• _Supplied entries_

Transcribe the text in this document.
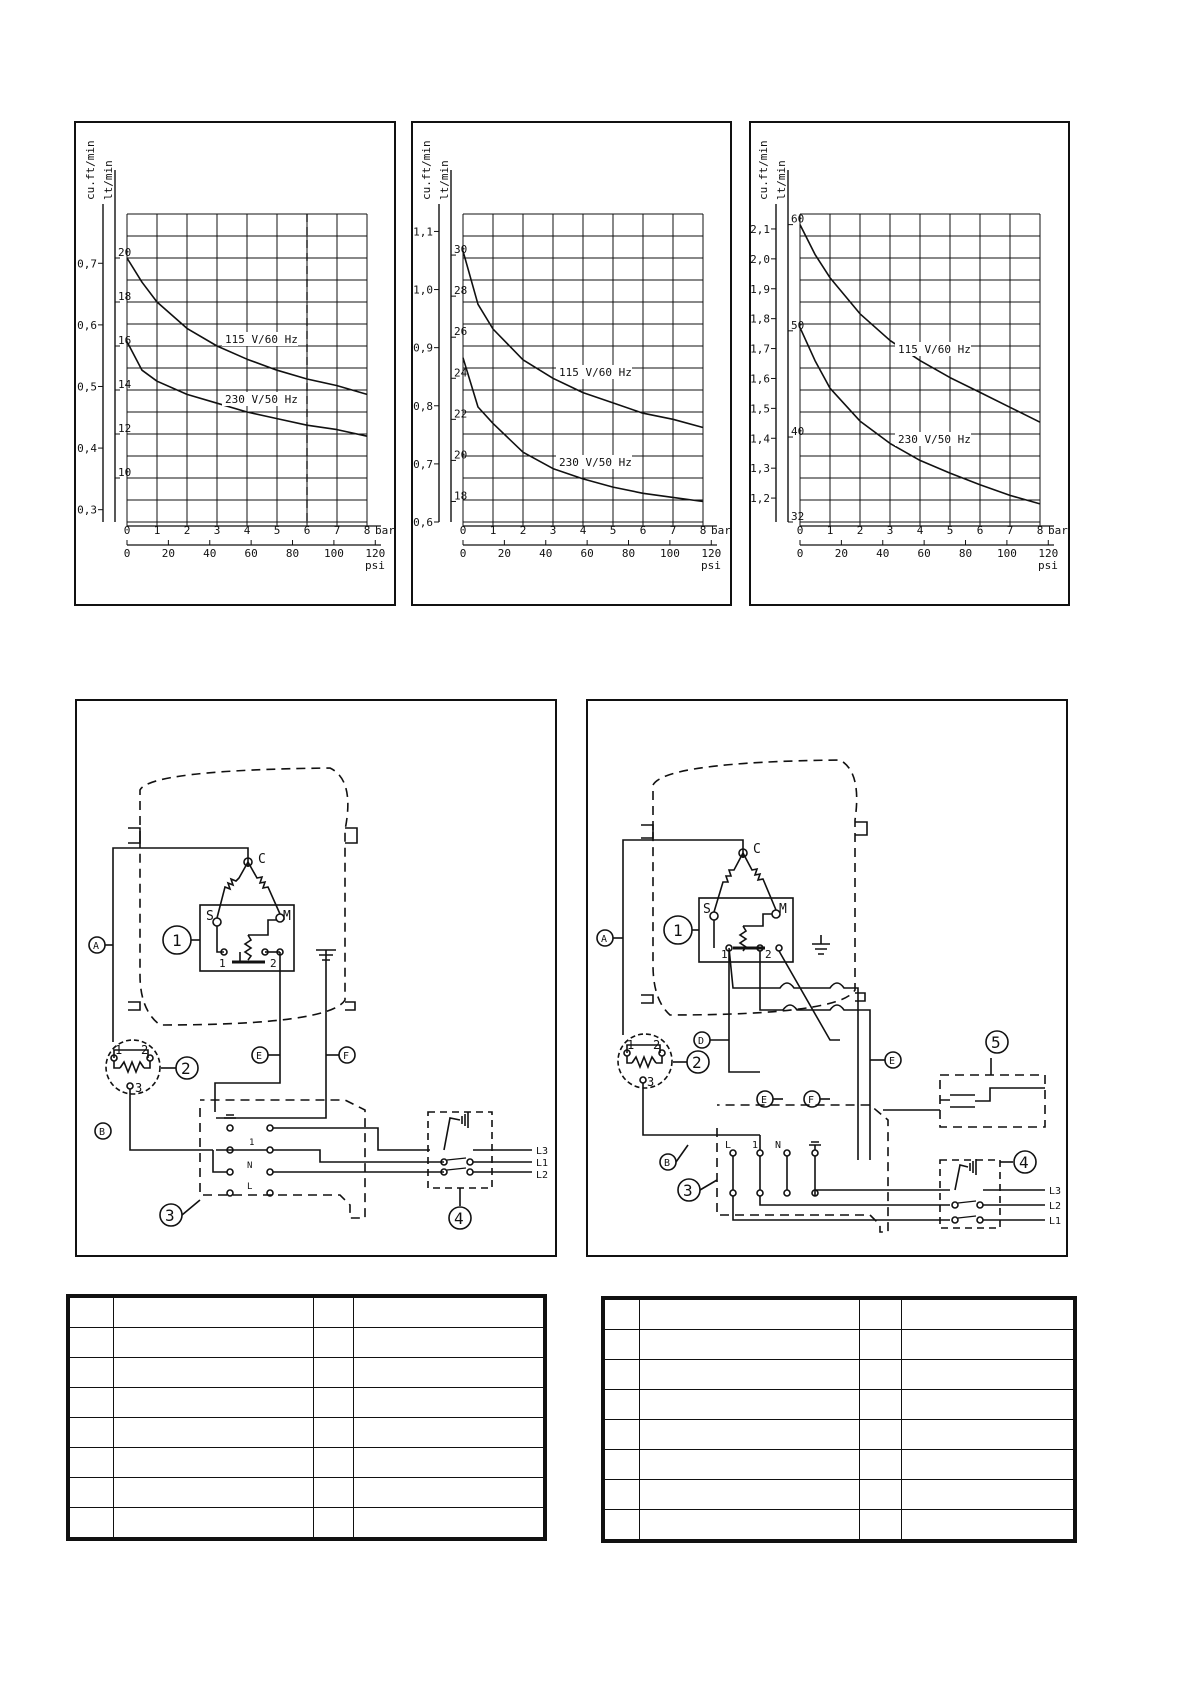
10
12
14
16
18
20
0,3
0,4
0,5
0,6
0,7
0 1 2 3 4 5 6 7 8 bar
0	20	40	60	80 100 120
psi
lt/min
cu.ft/min
115 V/60 Hz
230 V/50 Hz
18
20
22
24
26
28
30
0,6
0,7
0,8
0,9
1,0
1,1
0 1 2 3 4 5 6 7 8 bar
0	20	40	60	80 100 120
psi
lt/min
cu.ft/min
115 V/60 Hz
230 V/50 Hz
32
40
50
60
1,2
1,3
1,4
1,5
1,6
1,7
1,8
1,9
2,0
2,1
0 1 2 3 4 5 6 7 8 bar
0	20	40	60	80 100 120
psi
lt/min
cu.ft/min
115 V/60 Hz
230 V/50 Hz
C
S	M
1	2
1 2
3
1
2
3	4
A
B
E	F
1
N
L
L3
L1
L2
C
S	M
1	2
1 2
3
1
2
3
4
5
A
B
D
E	F
E
L 1 N
L3
L2
L1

• _Aim_
The material above must be printed exactly, with its pictures left out.

• _Written response_
Transcribe the text in this document.
10
12
14
16
18
20
0,3
0,4
0,5
0,6
0,7
0 1 2 3 4 5 6 7 8 bar
0	20	40	60	80 100 120
psi
lt/min
cu.ft/min
115 V/60 Hz
230 V/50 Hz
18
20
22
24
26
28
30
0,6
0,7
0,8
0,9
1,0
1,1
0 1 2 3 4 5 6 7 8 bar
0	20	40	60	80 100 120
psi
lt/min
cu.ft/min
115 V/60 Hz
230 V/50 Hz
32
40
50
60
1,2
1,3
1,4
1,5
1,6
1,7
1,8
1,9
2,0
2,1
0 1 2 3 4 5 6 7 8 bar
0	20	40	60	80 100 120
psi
lt/min
cu.ft/min
115 V/60 Hz
230 V/50 Hz
C
S	M
1	2
1 2
3
1
2
3	4
A
B
E	F
1
N
L
L3
L1
L2
C
S	M
1	2
1 2
3
1
2
3
4
5
A
B
D
E	F
E
L 1 N
L3
L2
L1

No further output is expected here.